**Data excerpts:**
......

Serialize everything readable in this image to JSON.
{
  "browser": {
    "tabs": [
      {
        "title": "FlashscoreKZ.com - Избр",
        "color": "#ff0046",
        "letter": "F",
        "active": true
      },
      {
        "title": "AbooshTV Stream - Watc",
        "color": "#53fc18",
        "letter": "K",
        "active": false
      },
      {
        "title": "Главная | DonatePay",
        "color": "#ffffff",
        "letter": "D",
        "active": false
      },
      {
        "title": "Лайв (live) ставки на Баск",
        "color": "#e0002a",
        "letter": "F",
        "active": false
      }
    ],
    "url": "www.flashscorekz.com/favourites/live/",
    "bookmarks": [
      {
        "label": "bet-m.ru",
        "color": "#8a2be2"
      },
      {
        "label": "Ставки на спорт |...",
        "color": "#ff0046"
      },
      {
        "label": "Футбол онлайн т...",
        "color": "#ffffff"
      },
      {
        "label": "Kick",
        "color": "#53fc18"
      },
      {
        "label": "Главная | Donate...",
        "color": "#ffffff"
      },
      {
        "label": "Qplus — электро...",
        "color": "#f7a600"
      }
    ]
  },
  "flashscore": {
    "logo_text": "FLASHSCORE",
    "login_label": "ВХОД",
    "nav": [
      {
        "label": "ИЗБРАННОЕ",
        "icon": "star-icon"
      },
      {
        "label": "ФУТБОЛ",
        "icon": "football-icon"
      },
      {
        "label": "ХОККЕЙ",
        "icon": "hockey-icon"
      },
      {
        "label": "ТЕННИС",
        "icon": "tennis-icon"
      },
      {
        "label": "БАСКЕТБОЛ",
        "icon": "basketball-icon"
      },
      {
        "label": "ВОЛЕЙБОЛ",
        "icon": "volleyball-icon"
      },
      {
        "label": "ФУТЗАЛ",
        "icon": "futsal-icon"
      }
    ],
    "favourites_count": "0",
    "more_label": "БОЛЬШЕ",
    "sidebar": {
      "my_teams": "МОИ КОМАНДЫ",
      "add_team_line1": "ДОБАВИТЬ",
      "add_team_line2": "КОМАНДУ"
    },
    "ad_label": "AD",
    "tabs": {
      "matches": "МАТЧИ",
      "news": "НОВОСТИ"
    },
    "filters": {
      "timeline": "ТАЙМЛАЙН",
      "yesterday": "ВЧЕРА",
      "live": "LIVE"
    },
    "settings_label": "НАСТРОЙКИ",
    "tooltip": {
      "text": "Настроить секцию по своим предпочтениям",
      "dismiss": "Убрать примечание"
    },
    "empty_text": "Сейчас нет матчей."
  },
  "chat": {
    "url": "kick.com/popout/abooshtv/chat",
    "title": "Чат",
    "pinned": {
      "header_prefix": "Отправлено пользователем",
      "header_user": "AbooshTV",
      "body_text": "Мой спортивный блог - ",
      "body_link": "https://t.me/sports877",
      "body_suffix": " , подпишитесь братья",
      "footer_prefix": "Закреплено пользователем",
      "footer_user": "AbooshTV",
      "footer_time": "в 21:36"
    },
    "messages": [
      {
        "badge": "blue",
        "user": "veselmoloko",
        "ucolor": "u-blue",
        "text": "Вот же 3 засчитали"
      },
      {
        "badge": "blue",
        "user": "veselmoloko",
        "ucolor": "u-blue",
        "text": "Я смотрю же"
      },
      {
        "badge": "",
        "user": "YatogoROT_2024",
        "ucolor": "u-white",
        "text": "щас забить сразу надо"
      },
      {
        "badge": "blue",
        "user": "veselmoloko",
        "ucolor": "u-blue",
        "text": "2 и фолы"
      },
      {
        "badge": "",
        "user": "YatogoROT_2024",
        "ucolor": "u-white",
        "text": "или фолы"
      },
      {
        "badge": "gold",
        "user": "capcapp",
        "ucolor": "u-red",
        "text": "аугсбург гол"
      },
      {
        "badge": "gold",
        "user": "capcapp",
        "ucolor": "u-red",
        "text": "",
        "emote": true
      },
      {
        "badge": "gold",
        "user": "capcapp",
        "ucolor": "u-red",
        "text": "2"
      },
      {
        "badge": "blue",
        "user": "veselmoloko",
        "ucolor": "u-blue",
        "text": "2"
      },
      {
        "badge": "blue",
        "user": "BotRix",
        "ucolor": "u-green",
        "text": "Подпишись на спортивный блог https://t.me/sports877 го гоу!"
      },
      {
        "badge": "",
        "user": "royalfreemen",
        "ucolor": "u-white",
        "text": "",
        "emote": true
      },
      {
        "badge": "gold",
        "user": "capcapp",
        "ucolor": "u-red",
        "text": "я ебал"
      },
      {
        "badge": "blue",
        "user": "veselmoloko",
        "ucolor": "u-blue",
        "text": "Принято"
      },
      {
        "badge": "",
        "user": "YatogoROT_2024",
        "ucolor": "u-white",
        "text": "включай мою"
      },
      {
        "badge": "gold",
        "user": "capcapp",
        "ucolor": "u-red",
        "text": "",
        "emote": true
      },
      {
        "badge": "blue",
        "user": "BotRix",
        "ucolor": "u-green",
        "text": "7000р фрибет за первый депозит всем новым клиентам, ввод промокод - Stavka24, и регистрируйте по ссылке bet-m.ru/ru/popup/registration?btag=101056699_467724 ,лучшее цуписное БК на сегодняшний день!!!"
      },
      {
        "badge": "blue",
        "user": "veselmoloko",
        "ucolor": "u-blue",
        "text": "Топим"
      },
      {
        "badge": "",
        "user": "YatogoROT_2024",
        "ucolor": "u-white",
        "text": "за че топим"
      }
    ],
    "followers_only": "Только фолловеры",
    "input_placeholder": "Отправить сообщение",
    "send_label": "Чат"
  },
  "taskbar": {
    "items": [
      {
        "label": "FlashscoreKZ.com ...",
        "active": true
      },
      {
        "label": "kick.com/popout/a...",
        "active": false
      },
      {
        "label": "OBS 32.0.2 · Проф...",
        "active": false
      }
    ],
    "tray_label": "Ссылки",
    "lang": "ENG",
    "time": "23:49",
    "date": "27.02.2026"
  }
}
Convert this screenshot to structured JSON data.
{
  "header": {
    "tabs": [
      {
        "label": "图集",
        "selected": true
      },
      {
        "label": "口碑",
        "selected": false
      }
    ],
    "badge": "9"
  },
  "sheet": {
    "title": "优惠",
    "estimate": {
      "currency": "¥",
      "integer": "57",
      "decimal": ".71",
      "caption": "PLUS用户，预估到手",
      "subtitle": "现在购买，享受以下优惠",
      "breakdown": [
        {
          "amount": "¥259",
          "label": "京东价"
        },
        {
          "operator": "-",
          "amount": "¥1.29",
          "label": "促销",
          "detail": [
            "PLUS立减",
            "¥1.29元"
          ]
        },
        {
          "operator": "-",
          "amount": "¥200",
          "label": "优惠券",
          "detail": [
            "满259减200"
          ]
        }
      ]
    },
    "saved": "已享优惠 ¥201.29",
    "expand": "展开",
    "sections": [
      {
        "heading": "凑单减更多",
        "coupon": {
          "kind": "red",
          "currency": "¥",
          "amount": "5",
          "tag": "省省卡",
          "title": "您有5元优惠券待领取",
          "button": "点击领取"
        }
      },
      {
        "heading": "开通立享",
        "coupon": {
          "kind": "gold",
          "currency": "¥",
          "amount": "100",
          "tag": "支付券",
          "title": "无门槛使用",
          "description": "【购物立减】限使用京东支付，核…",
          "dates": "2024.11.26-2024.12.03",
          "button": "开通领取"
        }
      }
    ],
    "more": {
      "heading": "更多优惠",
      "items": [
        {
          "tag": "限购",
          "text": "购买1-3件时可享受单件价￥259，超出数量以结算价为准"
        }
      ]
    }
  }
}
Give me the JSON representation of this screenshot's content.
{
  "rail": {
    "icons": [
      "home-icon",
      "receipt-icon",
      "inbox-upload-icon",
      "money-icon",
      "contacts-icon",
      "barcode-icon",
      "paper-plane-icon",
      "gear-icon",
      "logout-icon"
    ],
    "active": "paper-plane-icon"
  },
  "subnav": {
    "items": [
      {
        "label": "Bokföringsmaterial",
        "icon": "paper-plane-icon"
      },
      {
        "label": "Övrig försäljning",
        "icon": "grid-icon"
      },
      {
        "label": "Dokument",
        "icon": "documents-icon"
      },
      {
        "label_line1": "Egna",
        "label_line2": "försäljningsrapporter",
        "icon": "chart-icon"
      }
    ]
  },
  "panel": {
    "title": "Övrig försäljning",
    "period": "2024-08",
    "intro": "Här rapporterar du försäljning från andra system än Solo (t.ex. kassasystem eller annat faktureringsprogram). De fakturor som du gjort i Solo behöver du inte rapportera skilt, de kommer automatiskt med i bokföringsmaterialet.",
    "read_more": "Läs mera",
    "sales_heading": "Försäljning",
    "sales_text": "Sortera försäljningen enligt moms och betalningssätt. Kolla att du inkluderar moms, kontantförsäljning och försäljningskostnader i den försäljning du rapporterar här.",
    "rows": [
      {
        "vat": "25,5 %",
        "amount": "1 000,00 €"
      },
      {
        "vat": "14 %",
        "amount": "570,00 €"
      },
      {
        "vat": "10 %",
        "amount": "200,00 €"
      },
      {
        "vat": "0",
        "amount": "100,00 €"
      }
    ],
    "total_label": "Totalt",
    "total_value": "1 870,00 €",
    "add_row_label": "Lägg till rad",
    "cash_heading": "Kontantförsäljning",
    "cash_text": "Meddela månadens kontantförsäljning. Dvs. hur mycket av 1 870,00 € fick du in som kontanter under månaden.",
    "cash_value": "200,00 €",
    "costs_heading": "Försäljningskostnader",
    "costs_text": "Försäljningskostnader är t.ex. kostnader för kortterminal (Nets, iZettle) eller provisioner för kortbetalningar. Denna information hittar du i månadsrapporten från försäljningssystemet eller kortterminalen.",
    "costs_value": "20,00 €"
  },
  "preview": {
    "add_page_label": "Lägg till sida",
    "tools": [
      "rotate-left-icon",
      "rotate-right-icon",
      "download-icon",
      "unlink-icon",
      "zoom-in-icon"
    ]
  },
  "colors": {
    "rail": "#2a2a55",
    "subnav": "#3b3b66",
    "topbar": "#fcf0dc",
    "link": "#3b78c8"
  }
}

......

**TASK INSTRUCTIONS:** Copy each line that holds the word "från".

**SOLUTION:**
    "intro": "Här rapporterar du försäljning från andra system än Solo (t.ex. kassasystem eller annat faktureringsprogram). De fakturor som du gjort i Solo behöver du inte rapportera skilt, de kommer automatiskt med i bokföringsmaterialet.",
    "costs_text": "Försäljningskostnader är t.ex. kostnader för kortterminal (Nets, iZettle) eller provisioner för kortbetalningar. Denna information hittar du i månadsrapporten från försäljningssystemet eller kortterminalen.",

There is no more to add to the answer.